### What to produce
Restate the full listing word for word and leave the pictures out.

(Dataset entries)

********************

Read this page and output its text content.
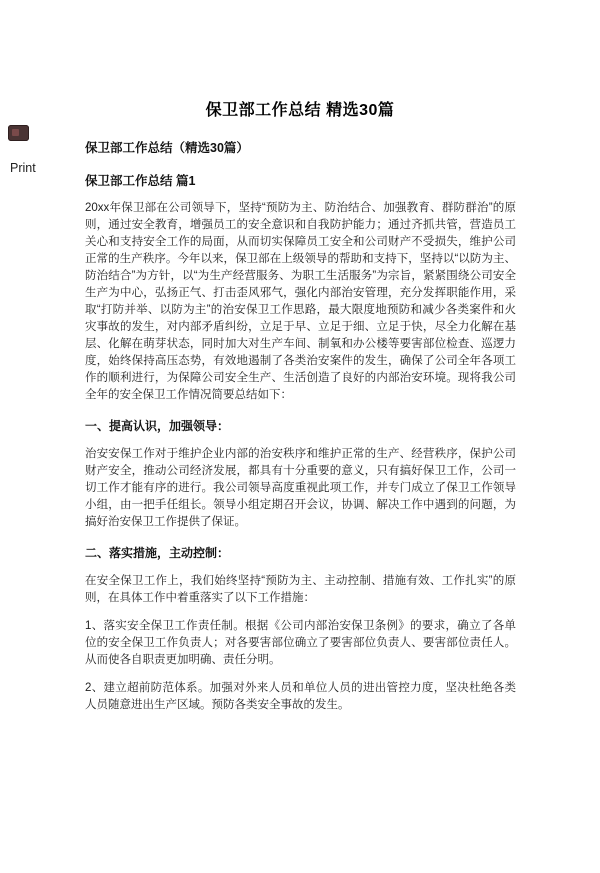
Print
保卫部工作总结 精选30篇
保卫部工作总结（精选30篇）
保卫部工作总结 篇1

20xx年保卫部在公司领导下，坚持“预防为主、防治结合、加强教育、群防群治”的原则，通过安全教育，增强员工的安全意识和自我防护能力；通过齐抓共管，营造员工关心和支持安全工作的局面，从而切实保障员工安全和公司财产不受损失，维护公司正常的生产秩序。今年以来，保卫部在上级领导的帮助和支持下，坚持以“以防为主、防治结合”为方针，以“为生产经营服务、为职工生活服务”为宗旨，紧紧围绕公司安全生产为中心，弘扬正气、打击歪风邪气，强化内部治安管理，充分发挥职能作用，采取“打防并举、以防为主”的治安保卫工作思路，最大限度地预防和减少各类案件和火灾事故的发生，对内部矛盾纠纷，立足于早、立足于细、立足于快，尽全力化解在基层、化解在萌芽状态，同时加大对生产车间、制氧和办公楼等要害部位检查、巡逻力度，始终保持高压态势，有效地遏制了各类治安案件的发生，确保了公司全年各项工作的顺利进行，为保障公司安全生产、生活创造了良好的内部治安环境。现将我公司全年的安全保卫工作情况简要总结如下：

一、提高认识，加强领导：

治安安保工作对于维护企业内部的治安秩序和维护正常的生产、经营秩序，保护公司财产安全，推动公司经济发展，都具有十分重要的意义，只有搞好保卫工作，公司一切工作才能有序的进行。我公司领导高度重视此项工作，并专门成立了保卫工作领导小组，由一把手任组长。领导小组定期召开会议，协调、解决工作中遇到的问题，为搞好治安保卫工作提供了保证。

二、落实措施，主动控制：

在安全保卫工作上，我们始终坚持“预防为主、主动控制、措施有效、工作扎实”的原则，在具体工作中着重落实了以下工作措施：

1、落实安全保卫工作责任制。根据《公司内部治安保卫条例》的要求，确立了各单位的安全保卫工作负责人；对各要害部位确立了要害部位负责人、要害部位责任人。从而使各自职责更加明确、责任分明。

2、建立超前防范体系。加强对外来人员和单位人员的进出管控力度，坚决杜绝各类人员随意进出生产区域。预防各类安全事故的发生。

********************

### The answer
Read this page and output its text content.
Print
保卫部工作总结 精选30篇
保卫部工作总结（精选30篇）
保卫部工作总结 篇1

20xx年保卫部在公司领导下，坚持“预防为主、防治结合、加强教育、群防群治”的原则，通过安全教育，增强员工的安全意识和自我防护能力；通过齐抓共管，营造员工关心和支持安全工作的局面，从而切实保障员工安全和公司财产不受损失，维护公司正常的生产秩序。今年以来，保卫部在上级领导的帮助和支持下，坚持以“以防为主、防治结合”为方针，以“为生产经营服务、为职工生活服务”为宗旨，紧紧围绕公司安全生产为中心，弘扬正气、打击歪风邪气，强化内部治安管理，充分发挥职能作用，采取“打防并举、以防为主”的治安保卫工作思路，最大限度地预防和减少各类案件和火灾事故的发生，对内部矛盾纠纷，立足于早、立足于细、立足于快，尽全力化解在基层、化解在萌芽状态，同时加大对生产车间、制氧和办公楼等要害部位检查、巡逻力度，始终保持高压态势，有效地遏制了各类治安案件的发生，确保了公司全年各项工作的顺利进行，为保障公司安全生产、生活创造了良好的内部治安环境。现将我公司全年的安全保卫工作情况简要总结如下：

一、提高认识，加强领导：

治安安保工作对于维护企业内部的治安秩序和维护正常的生产、经营秩序，保护公司财产安全，推动公司经济发展，都具有十分重要的意义，只有搞好保卫工作，公司一切工作才能有序的进行。我公司领导高度重视此项工作，并专门成立了保卫工作领导小组，由一把手任组长。领导小组定期召开会议，协调、解决工作中遇到的问题，为搞好治安保卫工作提供了保证。

二、落实措施，主动控制：

在安全保卫工作上，我们始终坚持“预防为主、主动控制、措施有效、工作扎实”的原则，在具体工作中着重落实了以下工作措施：

1、落实安全保卫工作责任制。根据《公司内部治安保卫条例》的要求，确立了各单位的安全保卫工作负责人；对各要害部位确立了要害部位负责人、要害部位责任人。从而使各自职责更加明确、责任分明。

2、建立超前防范体系。加强对外来人员和单位人员的进出管控力度，坚决杜绝各类人员随意进出生产区域。预防各类安全事故的发生。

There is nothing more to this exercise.